• Work to be completed: Look through the data for the string "move". Copy every line where it is found.

• Material to process:

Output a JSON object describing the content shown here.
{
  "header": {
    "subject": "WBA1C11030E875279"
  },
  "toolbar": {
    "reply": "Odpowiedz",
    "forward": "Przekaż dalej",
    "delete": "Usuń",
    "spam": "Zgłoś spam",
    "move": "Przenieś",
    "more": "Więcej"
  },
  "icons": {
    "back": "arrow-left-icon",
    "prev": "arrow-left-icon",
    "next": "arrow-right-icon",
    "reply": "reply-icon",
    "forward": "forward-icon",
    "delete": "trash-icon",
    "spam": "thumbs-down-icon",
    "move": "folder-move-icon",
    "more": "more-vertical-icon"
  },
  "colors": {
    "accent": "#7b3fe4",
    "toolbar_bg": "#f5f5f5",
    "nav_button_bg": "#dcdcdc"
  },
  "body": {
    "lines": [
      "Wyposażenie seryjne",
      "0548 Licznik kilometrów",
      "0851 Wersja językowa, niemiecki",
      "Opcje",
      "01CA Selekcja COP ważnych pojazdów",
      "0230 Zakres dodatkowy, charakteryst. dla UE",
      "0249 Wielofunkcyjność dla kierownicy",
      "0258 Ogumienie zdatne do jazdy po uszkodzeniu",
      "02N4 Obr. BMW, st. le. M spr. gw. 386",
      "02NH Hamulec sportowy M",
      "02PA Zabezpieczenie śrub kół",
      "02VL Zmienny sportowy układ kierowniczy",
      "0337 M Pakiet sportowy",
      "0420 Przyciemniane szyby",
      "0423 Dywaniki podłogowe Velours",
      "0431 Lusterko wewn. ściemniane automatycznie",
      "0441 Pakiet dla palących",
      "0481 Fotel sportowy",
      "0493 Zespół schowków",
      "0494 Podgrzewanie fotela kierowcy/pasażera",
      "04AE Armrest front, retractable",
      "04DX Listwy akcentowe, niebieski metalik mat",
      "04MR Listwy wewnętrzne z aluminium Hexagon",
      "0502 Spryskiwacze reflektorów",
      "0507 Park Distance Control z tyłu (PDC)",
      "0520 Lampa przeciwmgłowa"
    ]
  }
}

• Reply to the exercise:
    "move": "Przenieś",
    "move": "folder-move-icon",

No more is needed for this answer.